#### Requirement:
Extract every entry word for word.

#### Data shown:
* start *

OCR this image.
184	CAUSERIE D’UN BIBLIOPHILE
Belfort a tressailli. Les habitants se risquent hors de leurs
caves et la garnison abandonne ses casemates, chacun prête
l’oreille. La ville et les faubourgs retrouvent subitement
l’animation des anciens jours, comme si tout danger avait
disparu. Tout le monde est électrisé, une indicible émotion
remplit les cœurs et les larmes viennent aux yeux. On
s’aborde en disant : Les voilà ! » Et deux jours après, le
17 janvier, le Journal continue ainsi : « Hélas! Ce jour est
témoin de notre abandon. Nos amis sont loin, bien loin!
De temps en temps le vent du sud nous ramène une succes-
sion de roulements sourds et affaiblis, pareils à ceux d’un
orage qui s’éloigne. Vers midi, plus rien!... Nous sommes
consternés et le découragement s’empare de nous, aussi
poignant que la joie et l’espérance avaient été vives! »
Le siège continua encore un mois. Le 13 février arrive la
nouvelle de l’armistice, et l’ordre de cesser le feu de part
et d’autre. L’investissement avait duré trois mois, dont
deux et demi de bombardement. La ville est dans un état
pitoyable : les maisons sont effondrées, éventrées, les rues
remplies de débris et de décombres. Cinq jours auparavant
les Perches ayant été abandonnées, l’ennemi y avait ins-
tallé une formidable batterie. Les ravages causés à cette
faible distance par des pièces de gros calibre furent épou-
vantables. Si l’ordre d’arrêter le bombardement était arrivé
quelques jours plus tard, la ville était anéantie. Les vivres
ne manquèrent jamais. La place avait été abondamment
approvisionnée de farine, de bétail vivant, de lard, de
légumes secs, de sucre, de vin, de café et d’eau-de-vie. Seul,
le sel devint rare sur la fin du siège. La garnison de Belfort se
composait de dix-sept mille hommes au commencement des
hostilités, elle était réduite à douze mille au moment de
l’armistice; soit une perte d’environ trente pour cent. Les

* end *

#### Correct answer:
OCR this image.
184	CAUSERIE D’UN BIBLIOPHILE
Belfort a tressailli. Les habitants se risquent hors de leurs
caves et la garnison abandonne ses casemates, chacun prête
l’oreille. La ville et les faubourgs retrouvent subitement
l’animation des anciens jours, comme si tout danger avait
disparu. Tout le monde est électrisé, une indicible émotion
remplit les cœurs et les larmes viennent aux yeux. On
s’aborde en disant : Les voilà ! » Et deux jours après, le
17 janvier, le Journal continue ainsi : « Hélas! Ce jour est
témoin de notre abandon. Nos amis sont loin, bien loin!
De temps en temps le vent du sud nous ramène une succes-
sion de roulements sourds et affaiblis, pareils à ceux d’un
orage qui s’éloigne. Vers midi, plus rien!... Nous sommes
consternés et le découragement s’empare de nous, aussi
poignant que la joie et l’espérance avaient été vives! »
Le siège continua encore un mois. Le 13 février arrive la
nouvelle de l’armistice, et l’ordre de cesser le feu de part
et d’autre. L’investissement avait duré trois mois, dont
deux et demi de bombardement. La ville est dans un état
pitoyable : les maisons sont effondrées, éventrées, les rues
remplies de débris et de décombres. Cinq jours auparavant
les Perches ayant été abandonnées, l’ennemi y avait ins-
tallé une formidable batterie. Les ravages causés à cette
faible distance par des pièces de gros calibre furent épou-
vantables. Si l’ordre d’arrêter le bombardement était arrivé
quelques jours plus tard, la ville était anéantie. Les vivres
ne manquèrent jamais. La place avait été abondamment
approvisionnée de farine, de bétail vivant, de lard, de
légumes secs, de sucre, de vin, de café et d’eau-de-vie. Seul,
le sel devint rare sur la fin du siège. La garnison de Belfort se
composait de dix-sept mille hommes au commencement des
hostilités, elle était réduite à douze mille au moment de
l’armistice; soit une perte d’environ trente pour cent. Les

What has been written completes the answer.